> [INFORMATION SUPPLIED]:
• • • • • • •
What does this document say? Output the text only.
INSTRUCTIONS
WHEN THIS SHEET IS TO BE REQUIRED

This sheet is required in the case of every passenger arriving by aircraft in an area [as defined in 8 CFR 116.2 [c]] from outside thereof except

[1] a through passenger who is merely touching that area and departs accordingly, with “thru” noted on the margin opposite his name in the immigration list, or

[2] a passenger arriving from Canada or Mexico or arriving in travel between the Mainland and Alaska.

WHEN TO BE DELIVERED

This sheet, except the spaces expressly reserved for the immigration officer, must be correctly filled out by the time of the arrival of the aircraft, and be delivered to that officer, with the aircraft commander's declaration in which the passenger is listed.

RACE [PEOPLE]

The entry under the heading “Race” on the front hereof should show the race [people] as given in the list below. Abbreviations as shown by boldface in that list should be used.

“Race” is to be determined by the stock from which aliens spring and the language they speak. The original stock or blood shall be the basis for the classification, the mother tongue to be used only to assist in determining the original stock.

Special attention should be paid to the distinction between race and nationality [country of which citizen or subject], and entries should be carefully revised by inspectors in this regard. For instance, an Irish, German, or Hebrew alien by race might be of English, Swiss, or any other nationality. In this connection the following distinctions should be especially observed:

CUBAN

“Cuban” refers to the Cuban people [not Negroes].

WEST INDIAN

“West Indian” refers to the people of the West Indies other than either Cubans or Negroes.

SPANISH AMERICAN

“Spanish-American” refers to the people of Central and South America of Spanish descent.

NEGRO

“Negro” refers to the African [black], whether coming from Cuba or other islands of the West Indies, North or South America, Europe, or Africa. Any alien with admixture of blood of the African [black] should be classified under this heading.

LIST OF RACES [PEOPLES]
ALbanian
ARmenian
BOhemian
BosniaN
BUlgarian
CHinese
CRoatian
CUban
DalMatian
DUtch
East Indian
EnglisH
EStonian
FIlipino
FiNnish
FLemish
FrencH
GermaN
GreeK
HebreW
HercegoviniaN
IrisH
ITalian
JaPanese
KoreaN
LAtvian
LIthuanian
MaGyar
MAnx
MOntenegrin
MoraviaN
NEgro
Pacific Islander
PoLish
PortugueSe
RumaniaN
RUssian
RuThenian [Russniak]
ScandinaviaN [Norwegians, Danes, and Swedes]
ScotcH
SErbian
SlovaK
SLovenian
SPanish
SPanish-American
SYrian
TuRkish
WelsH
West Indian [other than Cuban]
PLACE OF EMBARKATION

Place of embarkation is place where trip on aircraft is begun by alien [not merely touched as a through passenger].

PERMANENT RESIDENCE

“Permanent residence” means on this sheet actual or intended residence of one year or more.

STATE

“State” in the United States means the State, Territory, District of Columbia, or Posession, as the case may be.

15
• • • • • • •
Using the data above, print every record exactly as shown.

> [REPLY]:
What does this document say? Output the text only.
INSTRUCTIONS
WHEN THIS SHEET IS TO BE REQUIRED

This sheet is required in the case of every passenger arriving by aircraft in an area [as defined in 8 CFR 116.2 [c]] from outside thereof except

[1] a through passenger who is merely touching that area and departs accordingly, with “thru” noted on the margin opposite his name in the immigration list, or

[2] a passenger arriving from Canada or Mexico or arriving in travel between the Mainland and Alaska.

WHEN TO BE DELIVERED

This sheet, except the spaces expressly reserved for the immigration officer, must be correctly filled out by the time of the arrival of the aircraft, and be delivered to that officer, with the aircraft commander's declaration in which the passenger is listed.

RACE [PEOPLE]

The entry under the heading “Race” on the front hereof should show the race [people] as given in the list below. Abbreviations as shown by boldface in that list should be used.

“Race” is to be determined by the stock from which aliens spring and the language they speak. The original stock or blood shall be the basis for the classification, the mother tongue to be used only to assist in determining the original stock.

Special attention should be paid to the distinction between race and nationality [country of which citizen or subject], and entries should be carefully revised by inspectors in this regard. For instance, an Irish, German, or Hebrew alien by race might be of English, Swiss, or any other nationality. In this connection the following distinctions should be especially observed:

CUBAN

“Cuban” refers to the Cuban people [not Negroes].

WEST INDIAN

“West Indian” refers to the people of the West Indies other than either Cubans or Negroes.

SPANISH AMERICAN

“Spanish-American” refers to the people of Central and South America of Spanish descent.

NEGRO

“Negro” refers to the African [black], whether coming from Cuba or other islands of the West Indies, North or South America, Europe, or Africa. Any alien with admixture of blood of the African [black] should be classified under this heading.

LIST OF RACES [PEOPLES]
ALbanian
ARmenian
BOhemian
BosniaN
BUlgarian
CHinese
CRoatian
CUban
DalMatian
DUtch
East Indian
EnglisH
EStonian
FIlipino
FiNnish
FLemish
FrencH
GermaN
GreeK
HebreW
HercegoviniaN
IrisH
ITalian
JaPanese
KoreaN
LAtvian
LIthuanian
MaGyar
MAnx
MOntenegrin
MoraviaN
NEgro
Pacific Islander
PoLish
PortugueSe
RumaniaN
RUssian
RuThenian [Russniak]
ScandinaviaN [Norwegians, Danes, and Swedes]
ScotcH
SErbian
SlovaK
SLovenian
SPanish
SPanish-American
SYrian
TuRkish
WelsH
West Indian [other than Cuban]
PLACE OF EMBARKATION

Place of embarkation is place where trip on aircraft is begun by alien [not merely touched as a through passenger].

PERMANENT RESIDENCE

“Permanent residence” means on this sheet actual or intended residence of one year or more.

STATE

“State” in the United States means the State, Territory, District of Columbia, or Posession, as the case may be.

15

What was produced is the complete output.